## start Selected extract

Tuesday, December 05, 2006

The Impaired Driving Road - Paved With Good Intentions?

Okay, someone has to say it...and since criminal defence lawyers are accustomed to taking unpopular positions, here it goes...

The federal government is going way too far with proposed revisions to the impaired driving sections of the Criminal Code. One can only hope that Parliament will debate parts of Bill C-32 into oblivion, otherwise, the Department of Justice had better prepare for a flood of new litigation claiming violations of the Canadian Charter of Rights and Freedoms.

Bill C-32 - First Reading Version


Impaired by Drug
There are a number of potential Charter issues with respect to the field sobriety tests that officers would be given authority to conduct. The official Department of Justice material speaks of "highly trained" and "expert" officers who will determine when grounds exist to demand bodily fluid samples from a person believed to be driving while impaired by a drug.

A recent news report, however, suggests that these "experts" merely go on a two-week course. Seems awfully cursory training for the officers to have a specialized ability to sort out drug-impaired drivers from the general driving public.

Expert Training

In any event, as these are truly new provisions to Canadian law, I'll hold the criticism for now because no matter how carefully crafted, there will undoubtedly be many Charter challenges to test the boundaries. Time will tell if the government did its homework before putting these provisions forward.

Sadly, if the proposed overhaul of the current alcohol impairment sections is any indicator, the report card is unlikely to be good.


Getting Tougher on Alcohol
The most common notion of "impaired driving" remains impairment by alcohol. While there are some proposed revisions that one would have a tough time arguing against, like increased minimum punishments, there are other proposed amendments that defy legal reasoning.

## end Selected extract
## start Entries provided

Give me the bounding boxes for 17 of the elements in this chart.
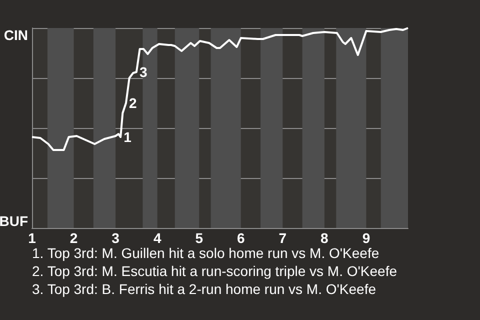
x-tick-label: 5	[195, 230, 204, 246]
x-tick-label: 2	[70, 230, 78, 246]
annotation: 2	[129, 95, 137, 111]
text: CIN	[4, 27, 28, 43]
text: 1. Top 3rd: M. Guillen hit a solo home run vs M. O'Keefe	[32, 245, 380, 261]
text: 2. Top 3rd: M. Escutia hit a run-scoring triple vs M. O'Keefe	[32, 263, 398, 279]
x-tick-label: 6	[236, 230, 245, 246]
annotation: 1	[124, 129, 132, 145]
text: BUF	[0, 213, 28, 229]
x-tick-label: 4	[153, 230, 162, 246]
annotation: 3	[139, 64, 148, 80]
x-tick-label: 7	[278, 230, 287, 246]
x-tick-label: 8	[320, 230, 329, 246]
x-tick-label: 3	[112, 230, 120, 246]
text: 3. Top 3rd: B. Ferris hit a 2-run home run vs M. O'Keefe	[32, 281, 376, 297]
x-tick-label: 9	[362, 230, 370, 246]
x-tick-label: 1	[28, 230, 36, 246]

## end Entries provided

### Instruction
From the blog post on Bill C-32 above, return the passage from "Impaired by Drug" to "general driving public." word for word.

### Completed exercise
Impaired by Drug
There are a number of potential Charter issues with respect to the field sobriety tests that officers would be given authority to conduct. The official Department of Justice material speaks of "highly trained" and "expert" officers who will determine when grounds exist to demand bodily fluid samples from a person believed to be driving while impaired by a drug.

A recent news report, however, suggests that these "experts" merely go on a two-week course. Seems awfully cursory training for the officers to have a specialized ability to sort out drug-impaired drivers from the general driving public.